Required task: Leave out every picture, then transcribe the rest of the listing exactly.

==== Records for this task ====

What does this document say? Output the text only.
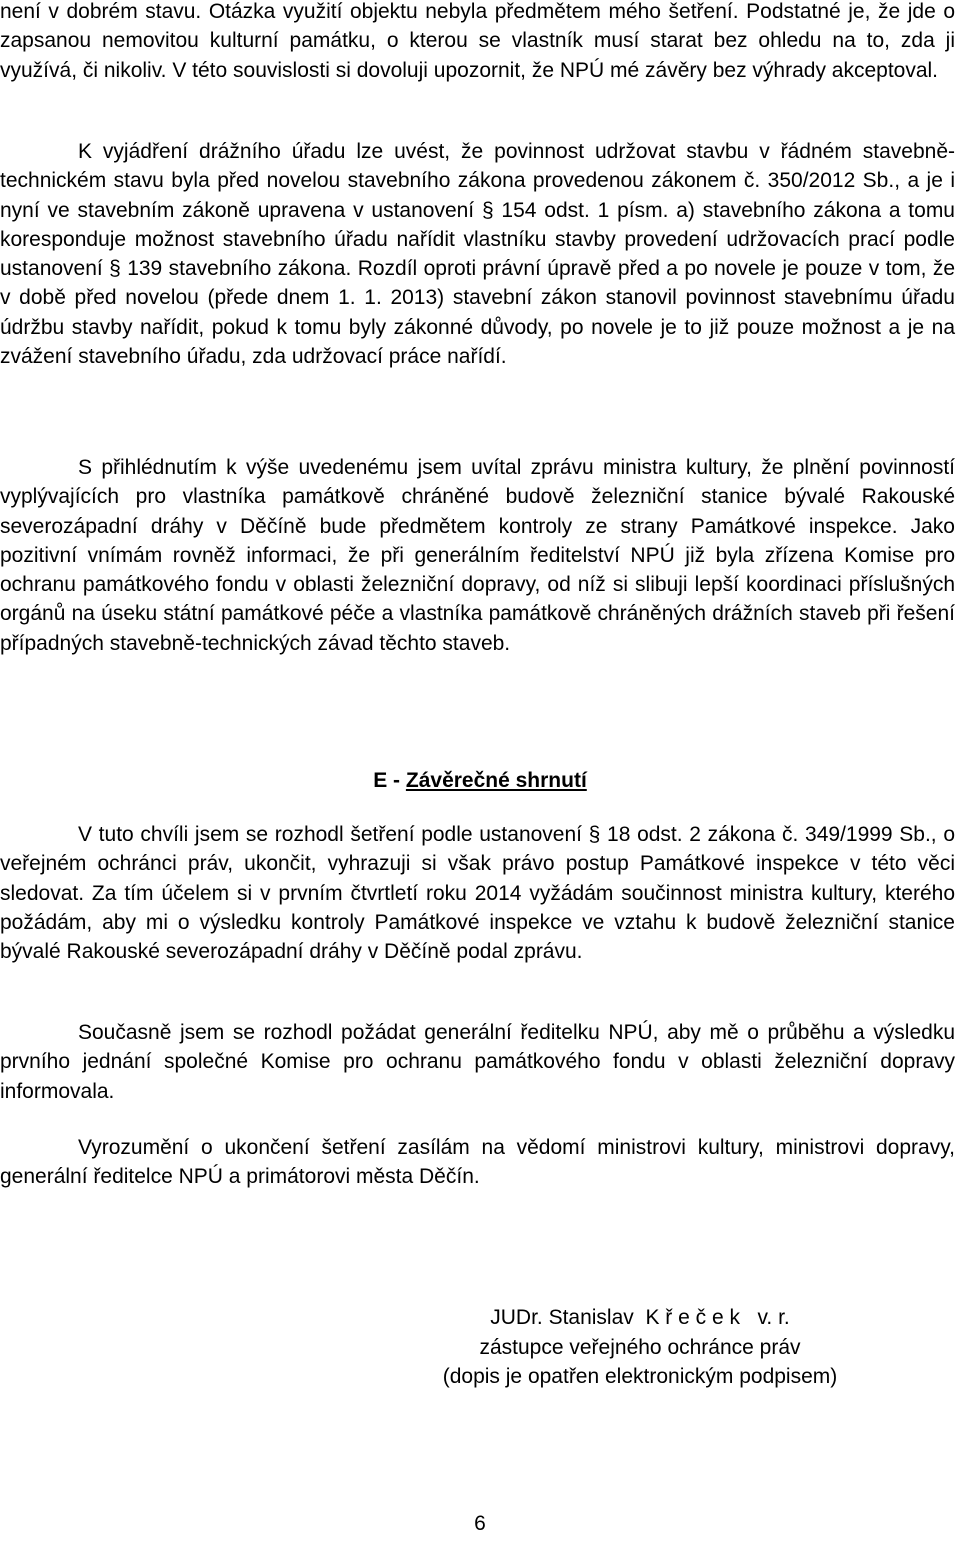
není v dobrém stavu. Otázka využití objektu nebyla předmětem mého šetření. Podstatné je, že jde o zapsanou nemovitou kulturní památku, o kterou se vlastník musí starat bez ohledu na to, zda ji využívá, či nikoliv. V této souvislosti si dovoluji upozornit, že NPÚ mé závěry bez výhrady akceptoval.

K vyjádření drážního úřadu lze uvést, že povinnost udržovat stavbu v řádném stavebně-technickém stavu byla před novelou stavebního zákona provedenou zákonem č. 350/2012 Sb., a je i nyní ve stavebním zákoně upravena v ustanovení § 154 odst. 1 písm. a) stavebního zákona a tomu koresponduje možnost stavebního úřadu nařídit vlastníku stavby provedení udržovacích prací podle ustanovení § 139 stavebního zákona. Rozdíl oproti právní úpravě před a po novele je pouze v tom, že v době před novelou (přede dnem 1. 1. 2013) stavební zákon stanovil povinnost stavebnímu úřadu údržbu stavby nařídit, pokud k tomu byly zákonné důvody, po novele je to již pouze možnost a je na zvážení stavebního úřadu, zda udržovací práce nařídí.

S přihlédnutím k výše uvedenému jsem uvítal zprávu ministra kultury, že plnění povinností vyplývajících pro vlastníka památkově chráněné budově železniční stanice bývalé Rakouské severozápadní dráhy v Děčíně bude předmětem kontroly ze strany Památkové inspekce. Jako pozitivní vnímám rovněž informaci, že při generálním ředitelství NPÚ již byla zřízena Komise pro ochranu památkového fondu v oblasti železniční dopravy, od níž si slibuji lepší koordinaci příslušných orgánů na úseku státní památkové péče a vlastníka památkově chráněných drážních staveb při řešení případných stavebně-technických závad těchto staveb.

E - Závěrečné shrnutí

V tuto chvíli jsem se rozhodl šetření podle ustanovení § 18 odst. 2 zákona č. 349/1999 Sb., o veřejném ochránci práv, ukončit, vyhrazuji si však právo postup Památkové inspekce v této věci sledovat. Za tím účelem si v prvním čtvrtletí roku 2014 vyžádám součinnost ministra kultury, kterého požádám, aby mi o výsledku kontroly Památkové inspekce ve vztahu k budově železniční stanice bývalé Rakouské severozápadní dráhy v Děčíně podal zprávu.

Současně jsem se rozhodl požádat generální ředitelku NPÚ, aby mě o průběhu a výsledku prvního jednání společné Komise pro ochranu památkového fondu v oblasti železniční dopravy informovala.

Vyrozumění o ukončení šetření zasílám na vědomí ministrovi kultury, ministrovi dopravy, generální ředitelce NPÚ a primátorovi města Děčín.

JUDr. Stanislav  K ř e č e k   v. r.
zástupce veřejného ochránce práv
(dopis je opatřen elektronickým podpisem)
6
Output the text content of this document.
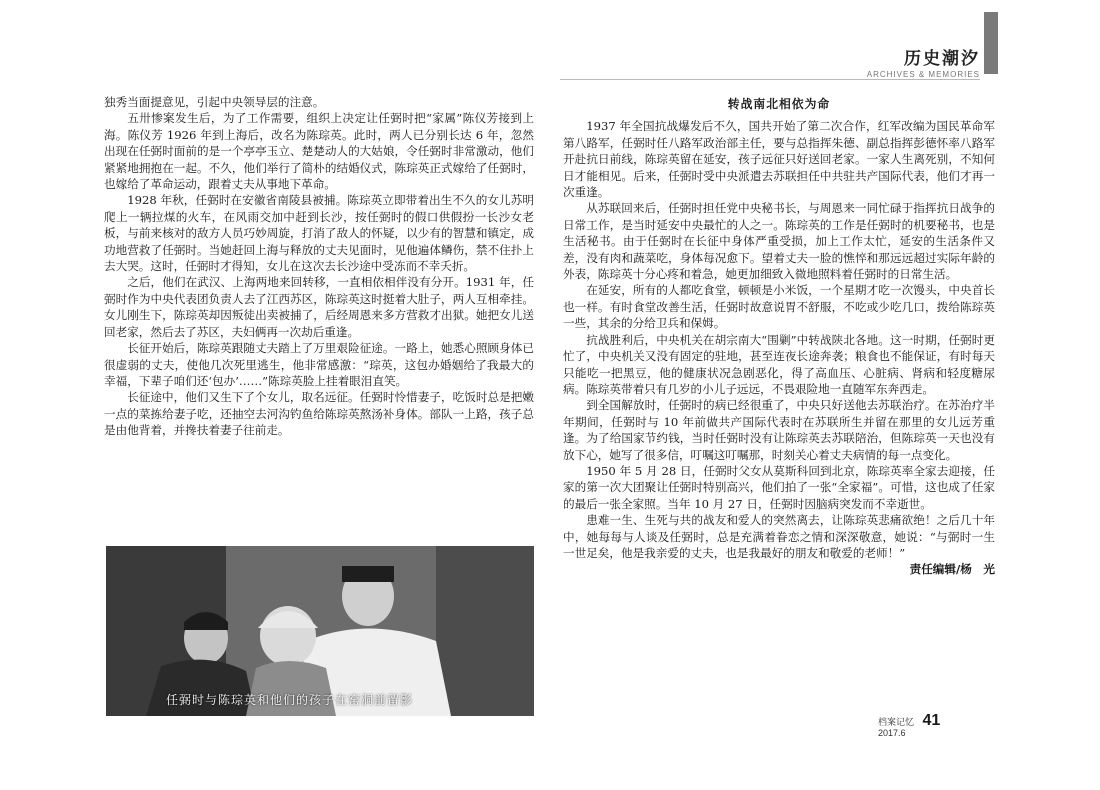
历史潮汐
ARCHIVES & MEMORIES

独秀当面提意见，引起中央领导层的注意。

五卅惨案发生后，为了工作需要，组织上决定让任弼时把“家属”陈仪芳接到上海。陈仪芳 1926 年到上海后，改名为陈琮英。此时，两人已分别长达 6 年，忽然出现在任弼时面前的是一个亭亭玉立、楚楚动人的大姑娘，令任弼时非常激动，他们紧紧地拥抱在一起。不久，他们举行了简朴的结婚仪式，陈琮英正式嫁给了任弼时，也嫁给了革命运动，跟着丈夫从事地下革命。

1928 年秋，任弼时在安徽省南陵县被捕。陈琮英立即带着出生不久的女儿苏明爬上一辆拉煤的火车，在风雨交加中赶到长沙，按任弼时的假口供假扮一长沙女老板，与前来核对的敌方人员巧妙周旋，打消了敌人的怀疑，以少有的智慧和镇定，成功地营救了任弼时。当她赶回上海与释放的丈夫见面时，见他遍体鳞伤，禁不住扑上去大哭。这时，任弼时才得知，女儿在这次去长沙途中受冻而不幸夭折。

之后，他们在武汉、上海两地来回转移，一直相依相伴没有分开。1931 年，任弼时作为中央代表团负责人去了江西苏区，陈琮英这时挺着大肚子，两人互相牵挂。女儿刚生下，陈琮英却因叛徒出卖被捕了，后经周恩来多方营救才出狱。她把女儿送回老家，然后去了苏区，夫妇俩再一次劫后重逢。

长征开始后，陈琮英跟随丈夫踏上了万里艰险征途。一路上，她悉心照顾身体已很虚弱的丈夫，使他几次死里逃生，他非常感激：“琮英，这包办婚姻给了我最大的幸福，下辈子咱们还‘包办’……”陈琮英脸上挂着眼泪直笑。

长征途中，他们又生下了个女儿，取名远征。任弼时怜惜妻子，吃饭时总是把嫩一点的菜拣给妻子吃，还抽空去河沟钓鱼给陈琮英熬汤补身体。部队一上路，孩子总是由他背着，并搀扶着妻子往前走。

任弼时与陈琮英和他们的孩子在窑洞前留影
转战南北相依为命

1937 年全国抗战爆发后不久，国共开始了第二次合作，红军改编为国民革命军第八路军，任弼时任八路军政治部主任，要与总指挥朱德、副总指挥彭德怀率八路军开赴抗日前线，陈琮英留在延安，孩子远征只好送回老家。一家人生离死别，不知何日才能相见。后来，任弼时受中央派遣去苏联担任中共驻共产国际代表，他们才再一次重逢。

从苏联回来后，任弼时担任党中央秘书长，与周恩来一同忙碌于指挥抗日战争的日常工作，是当时延安中央最忙的人之一。陈琮英的工作是任弼时的机要秘书，也是生活秘书。由于任弼时在长征中身体严重受损，加上工作太忙，延安的生活条件又差，没有肉和蔬菜吃，身体每况愈下。望着丈夫一脸的憔悴和那远远超过实际年龄的外表，陈琮英十分心疼和着急，她更加细致入微地照料着任弼时的日常生活。

在延安，所有的人都吃食堂，顿顿是小米饭，一个星期才吃一次馒头，中央首长也一样。有时食堂改善生活，任弼时故意说胃不舒服，不吃或少吃几口，拨给陈琮英一些，其余的分给卫兵和保姆。

抗战胜利后，中央机关在胡宗南大“围剿”中转战陕北各地。这一时期，任弼时更忙了，中央机关又没有固定的驻地，甚至连夜长途奔袭；粮食也不能保证，有时每天只能吃一把黑豆，他的健康状况急剧恶化，得了高血压、心脏病、肾病和轻度糖尿病。陈琮英带着只有几岁的小儿子远远，不畏艰险地一直随军东奔西走。

到全国解放时，任弼时的病已经很重了，中央只好送他去苏联治疗。在苏治疗半年期间，任弼时与 10 年前做共产国际代表时在苏联所生并留在那里的女儿远芳重逢。为了给国家节约钱，当时任弼时没有让陈琮英去苏联陪治，但陈琮英一天也没有放下心，她写了很多信，叮嘱这叮嘱那，时刻关心着丈夫病情的每一点变化。

1950 年 5 月 28 日，任弼时父女从莫斯科回到北京，陈琮英率全家去迎接，任家的第一次大团聚让任弼时特别高兴，他们拍了一张“全家福”。可惜，这也成了任家的最后一张全家照。当年 10 月 27 日，任弼时因脑病突发而不幸逝世。

患难一生、生死与共的战友和爱人的突然离去，让陈琮英悲痛欲绝！之后几十年中，她每每与人谈及任弼时，总是充满着眷恋之情和深深敬意，她说：“与弼时一生一世足矣，他是我亲爱的丈夫，也是我最好的朋友和敬爱的老师！”

责任编辑/杨　光
档案记忆 41
2017.6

====

Completed task:
What does this document say? Output the text only.
není v dobrém stavu. Otázka využití objektu nebyla předmětem mého šetření. Podstatné je, že jde o zapsanou nemovitou kulturní památku, o kterou se vlastník musí starat bez ohledu na to, zda ji využívá, či nikoliv. V této souvislosti si dovoluji upozornit, že NPÚ mé závěry bez výhrady akceptoval.

K vyjádření drážního úřadu lze uvést, že povinnost udržovat stavbu v řádném stavebně-technickém stavu byla před novelou stavebního zákona provedenou zákonem č. 350/2012 Sb., a je i nyní ve stavebním zákoně upravena v ustanovení § 154 odst. 1 písm. a) stavebního zákona a tomu koresponduje možnost stavebního úřadu nařídit vlastníku stavby provedení udržovacích prací podle ustanovení § 139 stavebního zákona. Rozdíl oproti právní úpravě před a po novele je pouze v tom, že v době před novelou (přede dnem 1. 1. 2013) stavební zákon stanovil povinnost stavebnímu úřadu údržbu stavby nařídit, pokud k tomu byly zákonné důvody, po novele je to již pouze možnost a je na zvážení stavebního úřadu, zda udržovací práce nařídí.

S přihlédnutím k výše uvedenému jsem uvítal zprávu ministra kultury, že plnění povinností vyplývajících pro vlastníka památkově chráněné budově železniční stanice bývalé Rakouské severozápadní dráhy v Děčíně bude předmětem kontroly ze strany Památkové inspekce. Jako pozitivní vnímám rovněž informaci, že při generálním ředitelství NPÚ již byla zřízena Komise pro ochranu památkového fondu v oblasti železniční dopravy, od níž si slibuji lepší koordinaci příslušných orgánů na úseku státní památkové péče a vlastníka památkově chráněných drážních staveb při řešení případných stavebně-technických závad těchto staveb.

E - Závěrečné shrnutí

V tuto chvíli jsem se rozhodl šetření podle ustanovení § 18 odst. 2 zákona č. 349/1999 Sb., o veřejném ochránci práv, ukončit, vyhrazuji si však právo postup Památkové inspekce v této věci sledovat. Za tím účelem si v prvním čtvrtletí roku 2014 vyžádám součinnost ministra kultury, kterého požádám, aby mi o výsledku kontroly Památkové inspekce ve vztahu k budově železniční stanice bývalé Rakouské severozápadní dráhy v Děčíně podal zprávu.

Současně jsem se rozhodl požádat generální ředitelku NPÚ, aby mě o průběhu a výsledku prvního jednání společné Komise pro ochranu památkového fondu v oblasti železniční dopravy informovala.

Vyrozumění o ukončení šetření zasílám na vědomí ministrovi kultury, ministrovi dopravy, generální ředitelce NPÚ a primátorovi města Děčín.

JUDr. Stanislav  K ř e č e k   v. r.
zástupce veřejného ochránce práv
(dopis je opatřen elektronickým podpisem)
6
Output the text content of this document.
历史潮汐
ARCHIVES & MEMORIES

独秀当面提意见，引起中央领导层的注意。

五卅惨案发生后，为了工作需要，组织上决定让任弼时把“家属”陈仪芳接到上海。陈仪芳 1926 年到上海后，改名为陈琮英。此时，两人已分别长达 6 年，忽然出现在任弼时面前的是一个亭亭玉立、楚楚动人的大姑娘，令任弼时非常激动，他们紧紧地拥抱在一起。不久，他们举行了简朴的结婚仪式，陈琮英正式嫁给了任弼时，也嫁给了革命运动，跟着丈夫从事地下革命。

1928 年秋，任弼时在安徽省南陵县被捕。陈琮英立即带着出生不久的女儿苏明爬上一辆拉煤的火车，在风雨交加中赶到长沙，按任弼时的假口供假扮一长沙女老板，与前来核对的敌方人员巧妙周旋，打消了敌人的怀疑，以少有的智慧和镇定，成功地营救了任弼时。当她赶回上海与释放的丈夫见面时，见他遍体鳞伤，禁不住扑上去大哭。这时，任弼时才得知，女儿在这次去长沙途中受冻而不幸夭折。

之后，他们在武汉、上海两地来回转移，一直相依相伴没有分开。1931 年，任弼时作为中央代表团负责人去了江西苏区，陈琮英这时挺着大肚子，两人互相牵挂。女儿刚生下，陈琮英却因叛徒出卖被捕了，后经周恩来多方营救才出狱。她把女儿送回老家，然后去了苏区，夫妇俩再一次劫后重逢。

长征开始后，陈琮英跟随丈夫踏上了万里艰险征途。一路上，她悉心照顾身体已很虚弱的丈夫，使他几次死里逃生，他非常感激：“琮英，这包办婚姻给了我最大的幸福，下辈子咱们还‘包办’……”陈琮英脸上挂着眼泪直笑。

长征途中，他们又生下了个女儿，取名远征。任弼时怜惜妻子，吃饭时总是把嫩一点的菜拣给妻子吃，还抽空去河沟钓鱼给陈琮英熬汤补身体。部队一上路，孩子总是由他背着，并搀扶着妻子往前走。

任弼时与陈琮英和他们的孩子在窑洞前留影
转战南北相依为命

1937 年全国抗战爆发后不久，国共开始了第二次合作，红军改编为国民革命军第八路军，任弼时任八路军政治部主任，要与总指挥朱德、副总指挥彭德怀率八路军开赴抗日前线，陈琮英留在延安，孩子远征只好送回老家。一家人生离死别，不知何日才能相见。后来，任弼时受中央派遣去苏联担任中共驻共产国际代表，他们才再一次重逢。

从苏联回来后，任弼时担任党中央秘书长，与周恩来一同忙碌于指挥抗日战争的日常工作，是当时延安中央最忙的人之一。陈琮英的工作是任弼时的机要秘书，也是生活秘书。由于任弼时在长征中身体严重受损，加上工作太忙，延安的生活条件又差，没有肉和蔬菜吃，身体每况愈下。望着丈夫一脸的憔悴和那远远超过实际年龄的外表，陈琮英十分心疼和着急，她更加细致入微地照料着任弼时的日常生活。

在延安，所有的人都吃食堂，顿顿是小米饭，一个星期才吃一次馒头，中央首长也一样。有时食堂改善生活，任弼时故意说胃不舒服，不吃或少吃几口，拨给陈琮英一些，其余的分给卫兵和保姆。

抗战胜利后，中央机关在胡宗南大“围剿”中转战陕北各地。这一时期，任弼时更忙了，中央机关又没有固定的驻地，甚至连夜长途奔袭；粮食也不能保证，有时每天只能吃一把黑豆，他的健康状况急剧恶化，得了高血压、心脏病、肾病和轻度糖尿病。陈琮英带着只有几岁的小儿子远远，不畏艰险地一直随军东奔西走。

到全国解放时，任弼时的病已经很重了，中央只好送他去苏联治疗。在苏治疗半年期间，任弼时与 10 年前做共产国际代表时在苏联所生并留在那里的女儿远芳重逢。为了给国家节约钱，当时任弼时没有让陈琮英去苏联陪治，但陈琮英一天也没有放下心，她写了很多信，叮嘱这叮嘱那，时刻关心着丈夫病情的每一点变化。

1950 年 5 月 28 日，任弼时父女从莫斯科回到北京，陈琮英率全家去迎接，任家的第一次大团聚让任弼时特别高兴，他们拍了一张“全家福”。可惜，这也成了任家的最后一张全家照。当年 10 月 27 日，任弼时因脑病突发而不幸逝世。

患难一生、生死与共的战友和爱人的突然离去，让陈琮英悲痛欲绝！之后几十年中，她每每与人谈及任弼时，总是充满着眷恋之情和深深敬意，她说：“与弼时一生一世足矣，他是我亲爱的丈夫，也是我最好的朋友和敬爱的老师！”

责任编辑/杨　光
档案记忆 41
2017.6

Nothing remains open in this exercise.